Data provided:
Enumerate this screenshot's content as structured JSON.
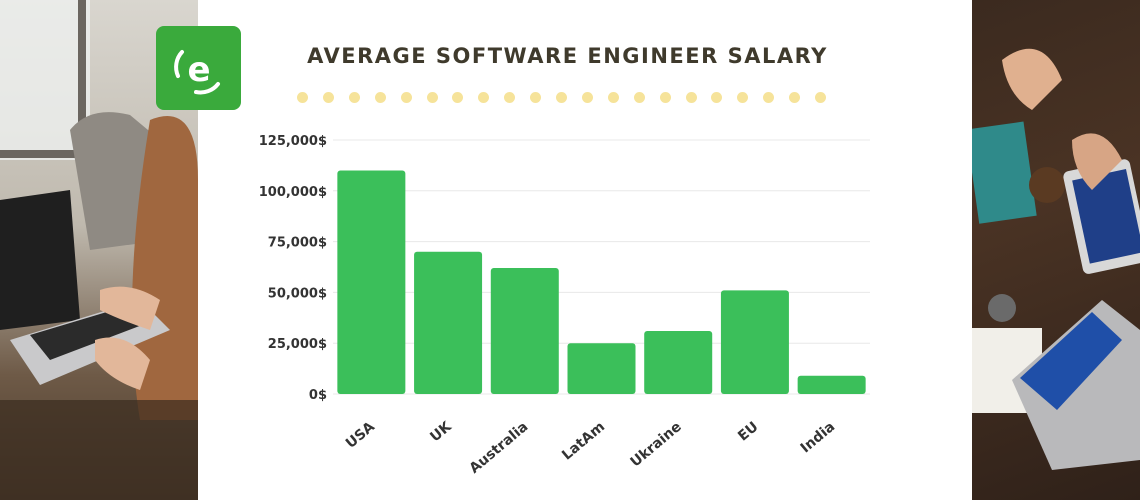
{
  "title": "AVERAGE SOFTWARE ENGINEER SALARY",
  "logo": {
    "letter": "e"
  },
  "colors": {
    "bar": "#3bbf5a",
    "title": "#3f3a2c",
    "dots": "#f6e39a",
    "logo": "#3aaa3c",
    "grid": "#e8e8e8"
  },
  "chart_data": {
    "type": "bar",
    "title": "AVERAGE SOFTWARE ENGINEER SALARY",
    "categories": [
      "USA",
      "UK",
      "Australia",
      "LatAm",
      "Ukraine",
      "EU",
      "India"
    ],
    "values": [
      110000,
      70000,
      62000,
      25000,
      31000,
      51000,
      9000
    ],
    "yticks": [
      "0$",
      "25,000$",
      "50,000$",
      "75,000$",
      "100,000$",
      "125,000$"
    ],
    "ytick_values": [
      0,
      25000,
      50000,
      75000,
      100000,
      125000
    ],
    "ylim": [
      0,
      125000
    ],
    "xlabel": "",
    "ylabel": "",
    "grid": true,
    "legend": "none"
  }
}
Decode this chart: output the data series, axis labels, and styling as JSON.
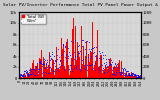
{
  "title": "Solar PV/Inverter Performance Total PV Panel Power Output & Solar Radiation",
  "bar_color": "#ff0000",
  "dot_color": "#0000ff",
  "background_color": "#c8c8c8",
  "plot_bg_color": "#d8d8d8",
  "grid_color": "#aaaaaa",
  "n_points": 365,
  "y_max_bars": 12000,
  "y_max_dots": 1200,
  "title_fontsize": 3.2,
  "axis_fontsize": 2.8,
  "legend_fontsize": 2.8,
  "peak_day": 172,
  "sigma": 85
}
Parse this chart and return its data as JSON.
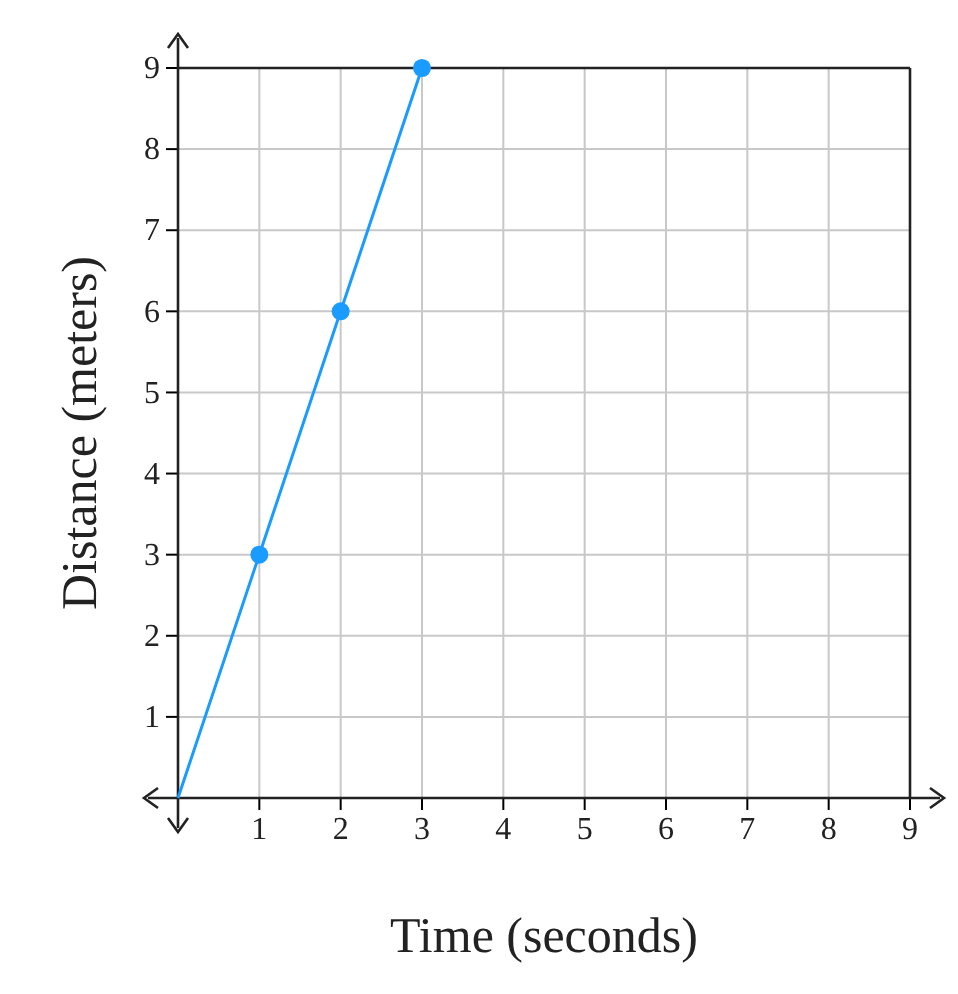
{
  "chart_data": {
    "type": "line",
    "xlabel": "Time (seconds)",
    "ylabel": "Distance (meters)",
    "xlim": [
      0,
      9
    ],
    "ylim": [
      0,
      9
    ],
    "xticks": [
      {
        "value": 0,
        "label": null
      },
      1,
      2,
      3,
      4,
      5,
      6,
      7,
      8,
      9
    ],
    "yticks": [
      {
        "value": 0,
        "label": null
      },
      1,
      2,
      3,
      4,
      5,
      6,
      7,
      8,
      9
    ],
    "grid": true,
    "series": [
      {
        "color": "#1a9bff",
        "x": [
          0,
          1,
          2,
          3
        ],
        "values": [
          0,
          3,
          6,
          9
        ],
        "marker": "none"
      },
      {
        "type": "scatter",
        "color": "#1a9bff",
        "x": [
          1,
          2,
          3
        ],
        "values": [
          3,
          6,
          9
        ],
        "marker": "circle"
      }
    ]
  }
}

Problem to solve:
Copy every line of the data word for word, omitting the images.

Answer for the task:
Enumerate this screenshot's content as structured JSON.
{
  "title": "AVERAGE SOFTWARE ENGINEER SALARY",
  "logo": {
    "letter": "e"
  },
  "colors": {
    "bar": "#3bbf5a",
    "title": "#3f3a2c",
    "dots": "#f6e39a",
    "logo": "#3aaa3c",
    "grid": "#e8e8e8"
  },
  "chart_data": {
    "type": "bar",
    "title": "AVERAGE SOFTWARE ENGINEER SALARY",
    "categories": [
      "USA",
      "UK",
      "Australia",
      "LatAm",
      "Ukraine",
      "EU",
      "India"
    ],
    "values": [
      110000,
      70000,
      62000,
      25000,
      31000,
      51000,
      9000
    ],
    "yticks": [
      "0$",
      "25,000$",
      "50,000$",
      "75,000$",
      "100,000$",
      "125,000$"
    ],
    "ytick_values": [
      0,
      25000,
      50000,
      75000,
      100000,
      125000
    ],
    "ylim": [
      0,
      125000
    ],
    "xlabel": "",
    "ylabel": "",
    "grid": true,
    "legend": "none"
  }
}
Decode this chart: output the data series, axis labels, and styling as JSON.
{
  "title": "Solar PV/Inverter Performance Total PV Panel Power Output & Solar Radiation",
  "bar_color": "#ff0000",
  "dot_color": "#0000ff",
  "background_color": "#c8c8c8",
  "plot_bg_color": "#d8d8d8",
  "grid_color": "#aaaaaa",
  "n_points": 365,
  "y_max_bars": 12000,
  "y_max_dots": 1200,
  "title_fontsize": 3.2,
  "axis_fontsize": 2.8,
  "legend_fontsize": 2.8,
  "peak_day": 172,
  "sigma": 85
}
Parse this chart and return its data as JSON.
{
  "chart_data": {
    "type": "line",
    "xlabel": "Time (seconds)",
    "ylabel": "Distance (meters)",
    "xlim": [
      0,
      9
    ],
    "ylim": [
      0,
      9
    ],
    "xticks": [
      {
        "value": 0,
        "label": null
      },
      1,
      2,
      3,
      4,
      5,
      6,
      7,
      8,
      9
    ],
    "yticks": [
      {
        "value": 0,
        "label": null
      },
      1,
      2,
      3,
      4,
      5,
      6,
      7,
      8,
      9
    ],
    "grid": true,
    "series": [
      {
        "color": "#1a9bff",
        "x": [
          0,
          1,
          2,
          3
        ],
        "values": [
          0,
          3,
          6,
          9
        ],
        "marker": "none"
      },
      {
        "type": "scatter",
        "color": "#1a9bff",
        "x": [
          1,
          2,
          3
        ],
        "values": [
          3,
          6,
          9
        ],
        "marker": "circle"
      }
    ]
  }
}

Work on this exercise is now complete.